▶ **Exercise goal**: Extract every line that contains the word "this".
--- start of Source records ---
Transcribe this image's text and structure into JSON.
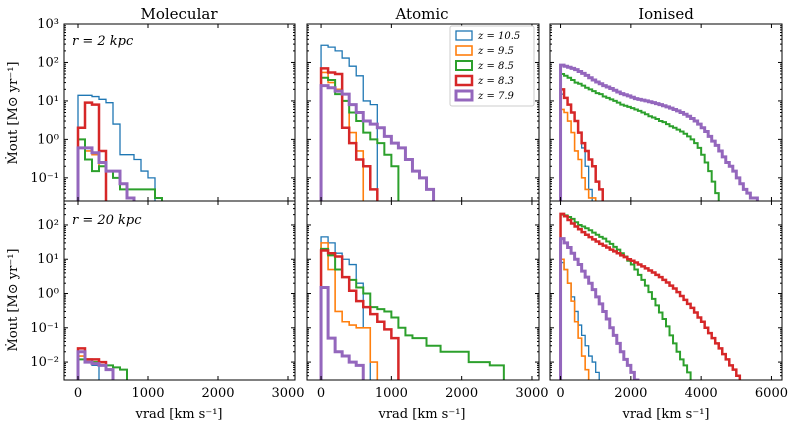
{
  "chart_data": {
    "type": "step",
    "description_series_order": [
      "z=10.5",
      "z=9.5",
      "z=8.5",
      "z=8.3",
      "z=7.9"
    ],
    "legend": {
      "location": "top-right of Atomic r=2 kpc panel",
      "entries": [
        {
          "label": "z = 10.5",
          "color": "#1f77b4"
        },
        {
          "label": "z = 9.5",
          "color": "#ff7f0e"
        },
        {
          "label": "z = 8.5",
          "color": "#2ca02c"
        },
        {
          "label": "z = 8.3",
          "color": "#d62728"
        },
        {
          "label": "z = 7.9",
          "color": "#9467bd"
        }
      ]
    },
    "column_titles": [
      "Molecular",
      "Atomic",
      "Ionised"
    ],
    "row_annotations": [
      "r = 2 kpc",
      "r = 20 kpc"
    ],
    "ylabel": "Ṁout [M⊙ yr⁻¹]",
    "xlabel": "vrad [km s⁻¹]",
    "yscale": "log",
    "rows": [
      {
        "ylim": [
          0.025,
          1000
        ],
        "yticks": [
          {
            "v": 0.1,
            "label": "10⁻¹"
          },
          {
            "v": 1,
            "label": "10⁰"
          },
          {
            "v": 10,
            "label": "10¹"
          },
          {
            "v": 100,
            "label": "10²"
          },
          {
            "v": 1000,
            "label": "10³"
          }
        ]
      },
      {
        "ylim": [
          0.003,
          500
        ],
        "yticks": [
          {
            "v": 0.01,
            "label": "10⁻²"
          },
          {
            "v": 0.1,
            "label": "10⁻¹"
          },
          {
            "v": 1,
            "label": "10⁰"
          },
          {
            "v": 10,
            "label": "10¹"
          },
          {
            "v": 100,
            "label": "10²"
          }
        ]
      }
    ],
    "columns": [
      {
        "xlim": [
          -200,
          3100
        ],
        "xticks": [
          0,
          1000,
          2000,
          3000
        ],
        "xticklabels": [
          "0",
          "1000",
          "2000",
          "3000"
        ]
      },
      {
        "xlim": [
          -200,
          3100
        ],
        "xticks": [
          0,
          1000,
          2000,
          3000
        ],
        "xticklabels": [
          "0",
          "1000",
          "2000",
          "3000"
        ]
      },
      {
        "xlim": [
          -300,
          6300
        ],
        "xticks": [
          0,
          2000,
          4000,
          6000
        ],
        "xticklabels": [
          "0",
          "2000",
          "4000",
          "6000"
        ]
      }
    ],
    "panels": [
      {
        "row": 0,
        "col": 0,
        "bin_width": 100,
        "series": [
          {
            "name": "z=10.5",
            "values": [
              14,
              14,
              13,
              11,
              9,
              2.5,
              0.4,
              0.4,
              0.3,
              0.15,
              0.1
            ]
          },
          {
            "name": "z=9.5",
            "values": [
              1.0,
              0.5,
              0.4,
              0.2
            ]
          },
          {
            "name": "z=8.5",
            "values": [
              1.0,
              0.3,
              0.15,
              0.2,
              0.15,
              0.1,
              0.05,
              0.05,
              0.05,
              0.05,
              0.05,
              0.03
            ]
          },
          {
            "name": "z=8.3",
            "values": [
              2.0,
              9.0,
              8.0,
              0.5
            ]
          },
          {
            "name": "z=7.9",
            "values": [
              0.6,
              0.6,
              0.45,
              0.25,
              0.15,
              0.15,
              0.07,
              0.03
            ]
          }
        ]
      },
      {
        "row": 0,
        "col": 1,
        "bin_width": 100,
        "series": [
          {
            "name": "z=10.5",
            "values": [
              280,
              250,
              200,
              130,
              80,
              45,
              10,
              8
            ]
          },
          {
            "name": "z=9.5",
            "values": [
              55,
              30,
              20,
              10,
              1.5,
              0.5
            ]
          },
          {
            "name": "z=8.5",
            "values": [
              40,
              35,
              15,
              10,
              5,
              3,
              1.5,
              1.0,
              0.8,
              0.4,
              0.2
            ]
          },
          {
            "name": "z=8.3",
            "values": [
              70,
              55,
              50,
              2.0,
              0.8,
              0.3,
              0.2,
              0.05
            ]
          },
          {
            "name": "z=7.9",
            "values": [
              25,
              22,
              18,
              15,
              8,
              5,
              3,
              2.5,
              2.0,
              1.2,
              0.8,
              0.6,
              0.3,
              0.15,
              0.1,
              0.05
            ]
          }
        ]
      },
      {
        "row": 0,
        "col": 2,
        "bin_width": 100,
        "series": [
          {
            "name": "z=10.5",
            "values": [
              15,
              12,
              8,
              5,
              3,
              1.5,
              0.6,
              0.2,
              0.05
            ]
          },
          {
            "name": "z=9.5",
            "values": [
              6,
              5,
              3,
              1.5,
              0.5,
              0.3,
              0.1,
              0.05,
              0.03,
              0.03
            ]
          },
          {
            "name": "z=8.5",
            "values": [
              50,
              45,
              40,
              35,
              30,
              28,
              25,
              22,
              20,
              18,
              16,
              15,
              13,
              12,
              11,
              10,
              9,
              8,
              7.5,
              7,
              6.5,
              6,
              5.5,
              5,
              4.5,
              4,
              3.7,
              3.4,
              3,
              2.8,
              2.5,
              2.2,
              2,
              1.8,
              1.6,
              1.4,
              1.2,
              1.0,
              0.8,
              0.6,
              0.4,
              0.25,
              0.15,
              0.08,
              0.04
            ]
          },
          {
            "name": "z=8.3",
            "values": [
              20,
              12,
              8,
              5,
              3,
              1.5,
              0.8,
              0.5,
              0.3,
              0.2,
              0.08,
              0.05
            ]
          },
          {
            "name": "z=7.9",
            "values": [
              85,
              80,
              75,
              70,
              65,
              58,
              52,
              46,
              40,
              35,
              31,
              28,
              25,
              23,
              21,
              19,
              17,
              15.5,
              14.5,
              13.5,
              12.5,
              11.5,
              11,
              10.5,
              10,
              9.5,
              9,
              8.5,
              8,
              7.5,
              7,
              6.5,
              6,
              5.5,
              5,
              4.5,
              4,
              3.5,
              3,
              2.5,
              2,
              1.6,
              1.2,
              0.9,
              0.7,
              0.5,
              0.35,
              0.25,
              0.2,
              0.15,
              0.1,
              0.07,
              0.05,
              0.04,
              0.03,
              0.03
            ]
          }
        ]
      },
      {
        "row": 1,
        "col": 0,
        "bin_width": 100,
        "series": [
          {
            "name": "z=10.5",
            "values": [
              0.012,
              0.01,
              0.008
            ]
          },
          {
            "name": "z=9.5",
            "values": [
              0.015,
              0.012,
              0.01,
              0.008,
              0.006
            ]
          },
          {
            "name": "z=8.5",
            "values": [
              0.012,
              0.012,
              0.01,
              0.008,
              0.008,
              0.007,
              0.006
            ]
          },
          {
            "name": "z=8.3",
            "values": [
              0.025,
              0.012,
              0.012,
              0.01,
              0.006
            ]
          },
          {
            "name": "z=7.9",
            "values": [
              0.02,
              0.01,
              0.009,
              0.008,
              0.006
            ]
          }
        ]
      },
      {
        "row": 1,
        "col": 1,
        "bin_width": 100,
        "series": [
          {
            "name": "z=10.5",
            "values": [
              45,
              30,
              15,
              10,
              7,
              2.0,
              0.1
            ]
          },
          {
            "name": "z=9.5",
            "values": [
              30,
              5,
              0.3,
              0.15,
              0.12,
              0.1,
              0.1,
              0.01
            ]
          },
          {
            "name": "z=8.5",
            "values": [
              20,
              13,
              5,
              3.0,
              2.5,
              1.5,
              1.0,
              0.4,
              0.35,
              0.3,
              0.2,
              0.1,
              0.06,
              0.05,
              0.05,
              0.03,
              0.03,
              0.02,
              0.02,
              0.02,
              0.02,
              0.01,
              0.01,
              0.01,
              0.008,
              0.008
            ]
          },
          {
            "name": "z=8.3",
            "values": [
              18,
              15,
              12,
              3.0,
              1.2,
              0.6,
              0.4,
              0.25,
              0.15,
              0.09,
              0.05
            ]
          },
          {
            "name": "z=7.9",
            "values": [
              1.5,
              0.05,
              0.02,
              0.015,
              0.01,
              0.008
            ]
          }
        ]
      },
      {
        "row": 1,
        "col": 2,
        "bin_width": 100,
        "series": [
          {
            "name": "z=10.5",
            "values": [
              8,
              5,
              2,
              0.8,
              0.3,
              0.12,
              0.06,
              0.03,
              0.015,
              0.01,
              0.005
            ]
          },
          {
            "name": "z=9.5",
            "values": [
              10,
              5,
              2,
              0.6,
              0.15,
              0.05,
              0.015,
              0.006
            ]
          },
          {
            "name": "z=8.5",
            "values": [
              200,
              190,
              170,
              150,
              120,
              100,
              90,
              80,
              70,
              60,
              52,
              45,
              40,
              33,
              28,
              23,
              19,
              15,
              12,
              9,
              7,
              5,
              3.5,
              2.5,
              1.7,
              1.1,
              0.7,
              0.45,
              0.28,
              0.18,
              0.11,
              0.06,
              0.035,
              0.02,
              0.012,
              0.008,
              0.005
            ]
          },
          {
            "name": "z=8.3",
            "values": [
              210,
              180,
              140,
              110,
              90,
              75,
              62,
              52,
              44,
              38,
              33,
              28,
              25,
              22,
              19,
              17,
              15,
              13,
              11.5,
              10,
              9,
              8,
              7,
              6.2,
              5.4,
              4.7,
              4.1,
              3.5,
              3.0,
              2.5,
              2.1,
              1.7,
              1.4,
              1.1,
              0.85,
              0.65,
              0.5,
              0.38,
              0.28,
              0.2,
              0.15,
              0.1,
              0.07,
              0.05,
              0.035,
              0.025,
              0.017,
              0.012,
              0.008,
              0.006,
              0.004
            ]
          },
          {
            "name": "z=7.9",
            "values": [
              40,
              30,
              22,
              15,
              10,
              7,
              4.5,
              3,
              2,
              1.3,
              0.8,
              0.5,
              0.3,
              0.18,
              0.1,
              0.06,
              0.035,
              0.02,
              0.012,
              0.008,
              0.005,
              0.003
            ]
          }
        ]
      }
    ]
  }
}
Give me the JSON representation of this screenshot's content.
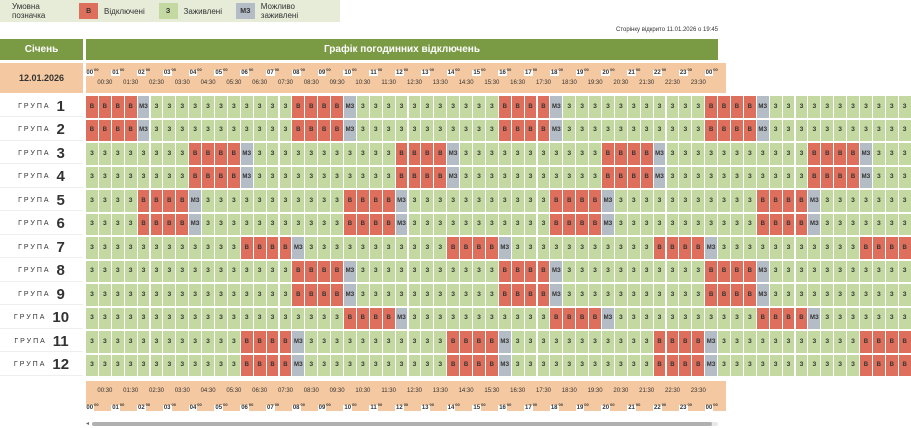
--- end of Source records ---
▶ **Exercise solution**:
Transcribe this image's text and structure into JSON.
Give me the JSON representation of this screenshot's content.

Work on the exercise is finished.